▶ Work required:
Collect each line of the records containing the string "this".

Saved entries
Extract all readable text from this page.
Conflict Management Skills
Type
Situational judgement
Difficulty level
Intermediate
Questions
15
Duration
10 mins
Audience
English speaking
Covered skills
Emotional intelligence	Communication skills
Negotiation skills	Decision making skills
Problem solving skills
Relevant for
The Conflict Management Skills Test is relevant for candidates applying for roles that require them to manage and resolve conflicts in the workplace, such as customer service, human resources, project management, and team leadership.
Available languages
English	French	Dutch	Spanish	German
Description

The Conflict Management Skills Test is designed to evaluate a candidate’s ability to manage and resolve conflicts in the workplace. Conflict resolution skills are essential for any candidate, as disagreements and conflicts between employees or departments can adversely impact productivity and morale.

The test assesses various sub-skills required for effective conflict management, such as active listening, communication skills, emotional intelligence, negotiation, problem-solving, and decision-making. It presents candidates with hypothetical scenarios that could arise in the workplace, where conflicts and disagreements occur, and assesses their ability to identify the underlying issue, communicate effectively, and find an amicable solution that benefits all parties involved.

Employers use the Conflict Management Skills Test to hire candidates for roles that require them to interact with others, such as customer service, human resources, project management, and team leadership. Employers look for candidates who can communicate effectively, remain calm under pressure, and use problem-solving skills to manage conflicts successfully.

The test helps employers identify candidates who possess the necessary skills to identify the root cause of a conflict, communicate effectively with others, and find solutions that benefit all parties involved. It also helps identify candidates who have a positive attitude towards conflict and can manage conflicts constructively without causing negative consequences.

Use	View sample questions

...

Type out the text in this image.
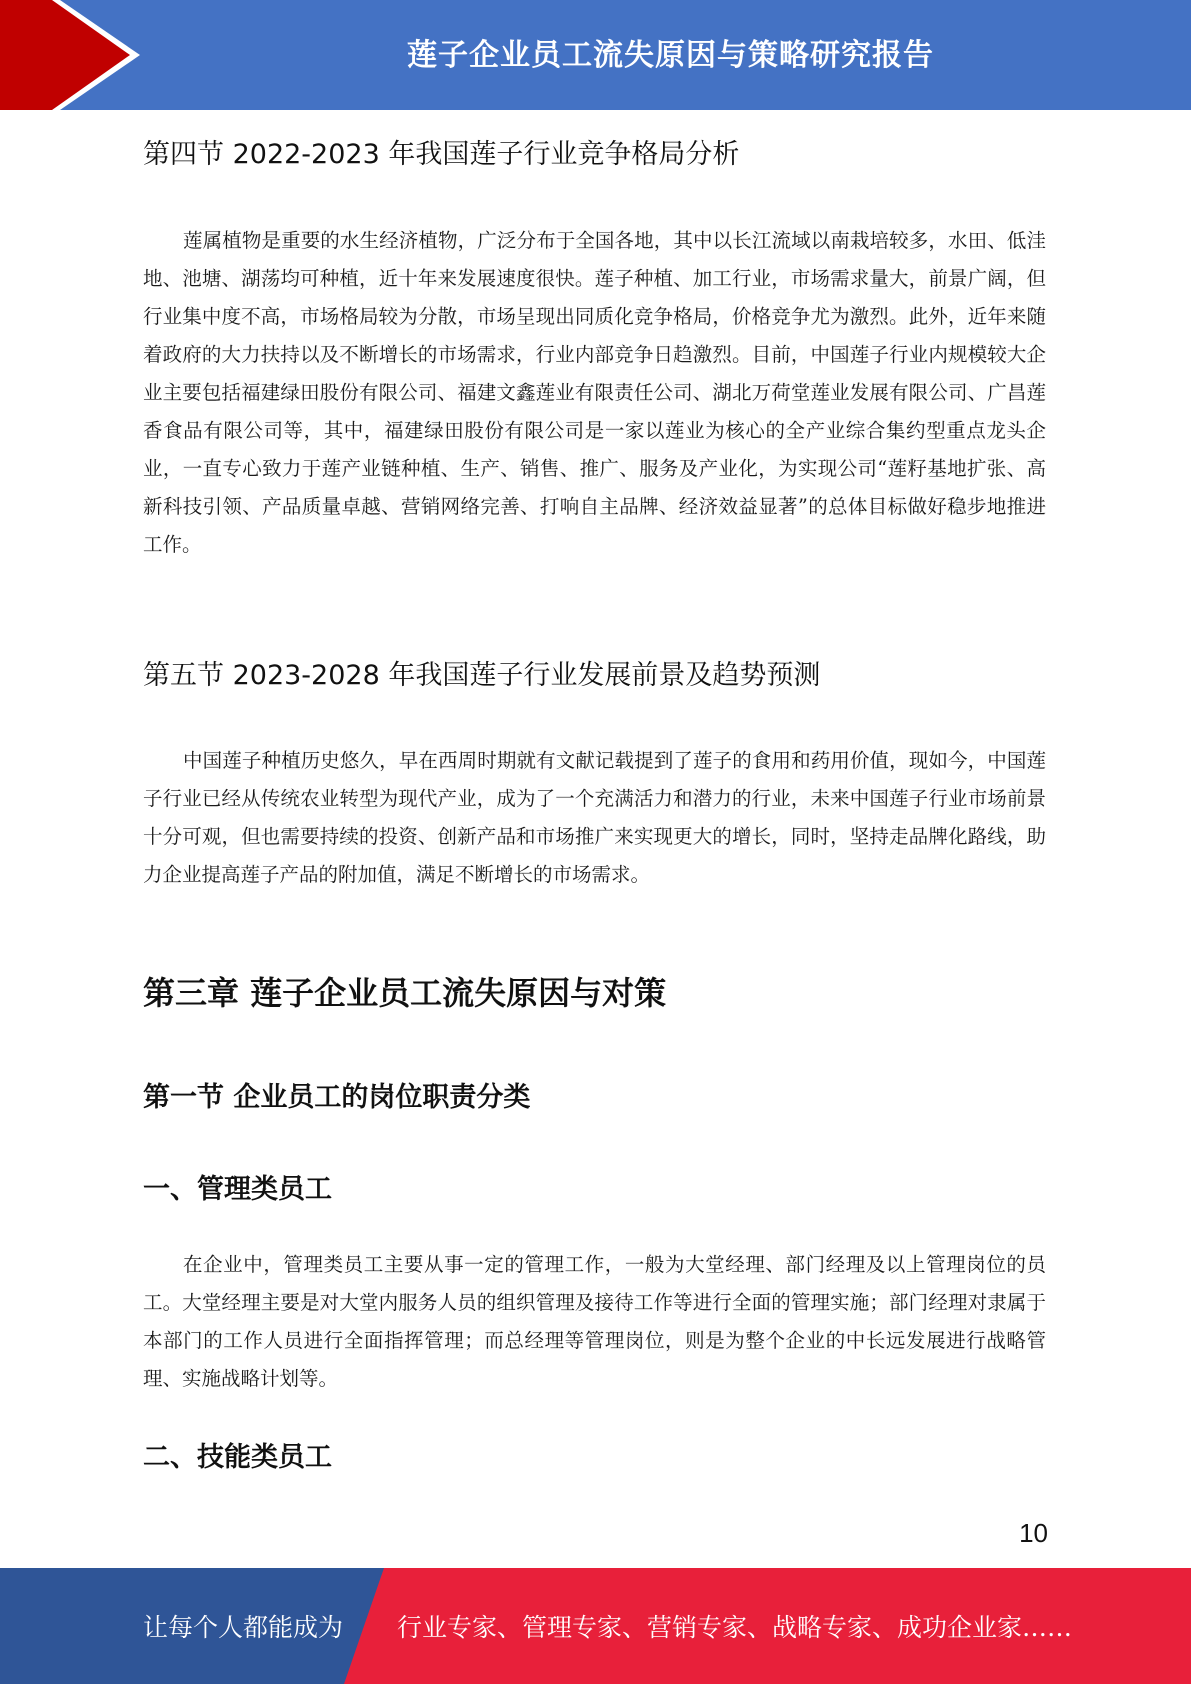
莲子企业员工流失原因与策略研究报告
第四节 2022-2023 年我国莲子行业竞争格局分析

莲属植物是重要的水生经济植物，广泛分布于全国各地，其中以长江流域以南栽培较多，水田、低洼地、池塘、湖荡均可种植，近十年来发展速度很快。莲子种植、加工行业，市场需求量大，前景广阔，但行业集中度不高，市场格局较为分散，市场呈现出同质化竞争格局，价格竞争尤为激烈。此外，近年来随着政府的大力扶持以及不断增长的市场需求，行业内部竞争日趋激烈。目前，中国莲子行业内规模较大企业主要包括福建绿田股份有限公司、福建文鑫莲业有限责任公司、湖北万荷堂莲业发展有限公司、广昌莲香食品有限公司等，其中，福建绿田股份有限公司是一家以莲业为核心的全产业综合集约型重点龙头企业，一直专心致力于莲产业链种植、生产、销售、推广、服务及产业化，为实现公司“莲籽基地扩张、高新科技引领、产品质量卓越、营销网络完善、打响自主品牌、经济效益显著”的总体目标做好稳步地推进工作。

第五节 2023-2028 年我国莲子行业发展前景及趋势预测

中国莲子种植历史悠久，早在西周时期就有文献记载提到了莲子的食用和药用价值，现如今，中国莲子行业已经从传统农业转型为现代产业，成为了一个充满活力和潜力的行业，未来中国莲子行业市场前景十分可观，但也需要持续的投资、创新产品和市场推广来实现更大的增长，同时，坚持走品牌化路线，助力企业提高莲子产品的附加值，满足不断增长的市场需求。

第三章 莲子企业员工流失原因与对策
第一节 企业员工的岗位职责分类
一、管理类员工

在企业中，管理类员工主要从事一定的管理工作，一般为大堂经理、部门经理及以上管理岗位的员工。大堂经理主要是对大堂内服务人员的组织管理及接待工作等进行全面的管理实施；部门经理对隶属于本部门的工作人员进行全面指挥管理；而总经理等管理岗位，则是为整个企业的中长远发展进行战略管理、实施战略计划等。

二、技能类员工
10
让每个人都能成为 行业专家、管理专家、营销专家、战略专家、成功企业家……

▶ Exercise response:
Extract all readable text from this page.
Type out the text in this image.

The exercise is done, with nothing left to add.